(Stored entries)
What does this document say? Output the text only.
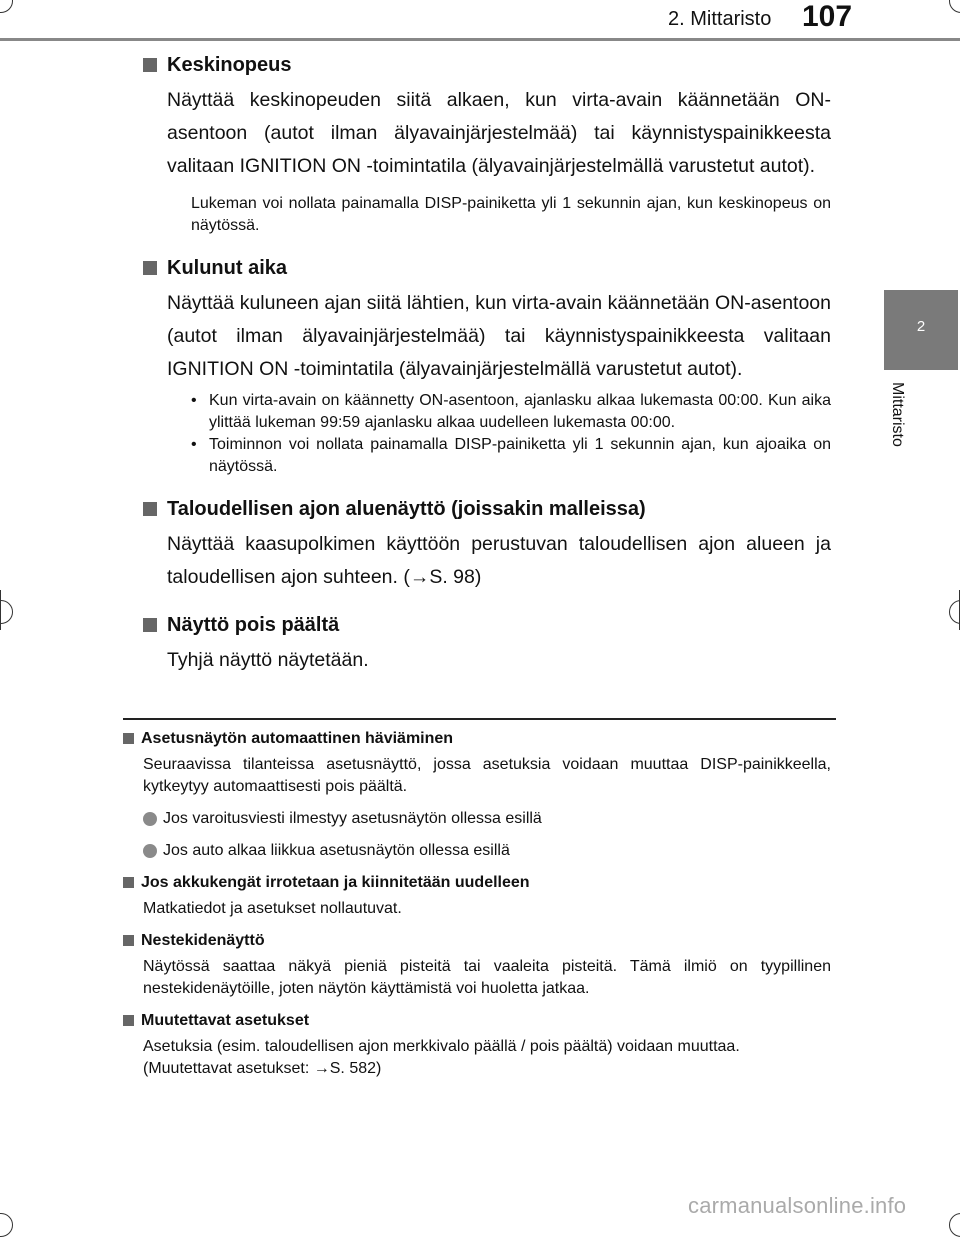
2. Mittaristo 107
2
Mittaristo
Keskinopeus

Näyttää keskinopeuden siitä alkaen, kun virta-avain käännetään ON-asentoon (autot ilman älyavainjärjestelmää) tai käynnistyspainikkeesta valitaan IGNITION ON -toimintatila (älyavainjärjestelmällä varustetut autot).

Lukeman voi nollata painamalla DISP-painiketta yli 1 sekunnin ajan, kun keskinopeus on näytössä.

Kulunut aika

Näyttää kuluneen ajan siitä lähtien, kun virta-avain käännetään ON-asentoon (autot ilman älyavainjärjestelmää) tai käynnistyspainikkeesta valitaan IGNITION ON -toimintatila (älyavainjärjestelmällä varustetut autot).

• Kun virta-avain on käännetty ON-asentoon, ajanlasku alkaa lukemasta 00:00. Kun aika ylittää lukeman 99:59 ajanlasku alkaa uudelleen lukemasta 00:00.
• Toiminnon voi nollata painamalla DISP-painiketta yli 1 sekunnin ajan, kun ajoaika on näytössä.
Taloudellisen ajon aluenäyttö (joissakin malleissa)

Näyttää kaasupolkimen käyttöön perustuvan taloudellisen ajon alueen ja taloudellisen ajon suhteen. (→S. 98)

Näyttö pois päältä

Tyhjä näyttö näytetään.

Asetusnäytön automaattinen häviäminen

Seuraavissa tilanteissa asetusnäyttö, jossa asetuksia voidaan muuttaa DISP-painikkeella, kytkeytyy automaattisesti pois päältä.

Jos varoitusviesti ilmestyy asetusnäytön ollessa esillä
Jos auto alkaa liikkua asetusnäytön ollessa esillä
Jos akkukengät irrotetaan ja kiinnitetään uudelleen

Matkatiedot ja asetukset nollautuvat.

Nestekidenäyttö

Näytössä saattaa näkyä pieniä pisteitä tai vaaleita pisteitä. Tämä ilmiö on tyypillinen nestekidenäytöille, joten näytön käyttämistä voi huoletta jatkaa.

Muutettavat asetukset

Asetuksia (esim. taloudellisen ajon merkkivalo päällä / pois päältä) voidaan muuttaa.

(Muutettavat asetukset: →S. 582)

carmanualsonline.info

What you are asked to do
Repeat each entry precisely as it appears. Leave the pictures out.

Task solution
What does this document say? Output the text only.
2. Mittaristo 107
2
Mittaristo
Keskinopeus

Näyttää keskinopeuden siitä alkaen, kun virta-avain käännetään ON-asentoon (autot ilman älyavainjärjestelmää) tai käynnistyspainikkeesta valitaan IGNITION ON -toimintatila (älyavainjärjestelmällä varustetut autot).

Lukeman voi nollata painamalla DISP-painiketta yli 1 sekunnin ajan, kun keskinopeus on näytössä.

Kulunut aika

Näyttää kuluneen ajan siitä lähtien, kun virta-avain käännetään ON-asentoon (autot ilman älyavainjärjestelmää) tai käynnistyspainikkeesta valitaan IGNITION ON -toimintatila (älyavainjärjestelmällä varustetut autot).

• Kun virta-avain on käännetty ON-asentoon, ajanlasku alkaa lukemasta 00:00. Kun aika ylittää lukeman 99:59 ajanlasku alkaa uudelleen lukemasta 00:00.
• Toiminnon voi nollata painamalla DISP-painiketta yli 1 sekunnin ajan, kun ajoaika on näytössä.
Taloudellisen ajon aluenäyttö (joissakin malleissa)

Näyttää kaasupolkimen käyttöön perustuvan taloudellisen ajon alueen ja taloudellisen ajon suhteen. (→S. 98)

Näyttö pois päältä

Tyhjä näyttö näytetään.

Asetusnäytön automaattinen häviäminen

Seuraavissa tilanteissa asetusnäyttö, jossa asetuksia voidaan muuttaa DISP-painikkeella, kytkeytyy automaattisesti pois päältä.

Jos varoitusviesti ilmestyy asetusnäytön ollessa esillä
Jos auto alkaa liikkua asetusnäytön ollessa esillä
Jos akkukengät irrotetaan ja kiinnitetään uudelleen

Matkatiedot ja asetukset nollautuvat.

Nestekidenäyttö

Näytössä saattaa näkyä pieniä pisteitä tai vaaleita pisteitä. Tämä ilmiö on tyypillinen nestekidenäytöille, joten näytön käyttämistä voi huoletta jatkaa.

Muutettavat asetukset

Asetuksia (esim. taloudellisen ajon merkkivalo päällä / pois päältä) voidaan muuttaa.

(Muutettavat asetukset: →S. 582)

carmanualsonline.info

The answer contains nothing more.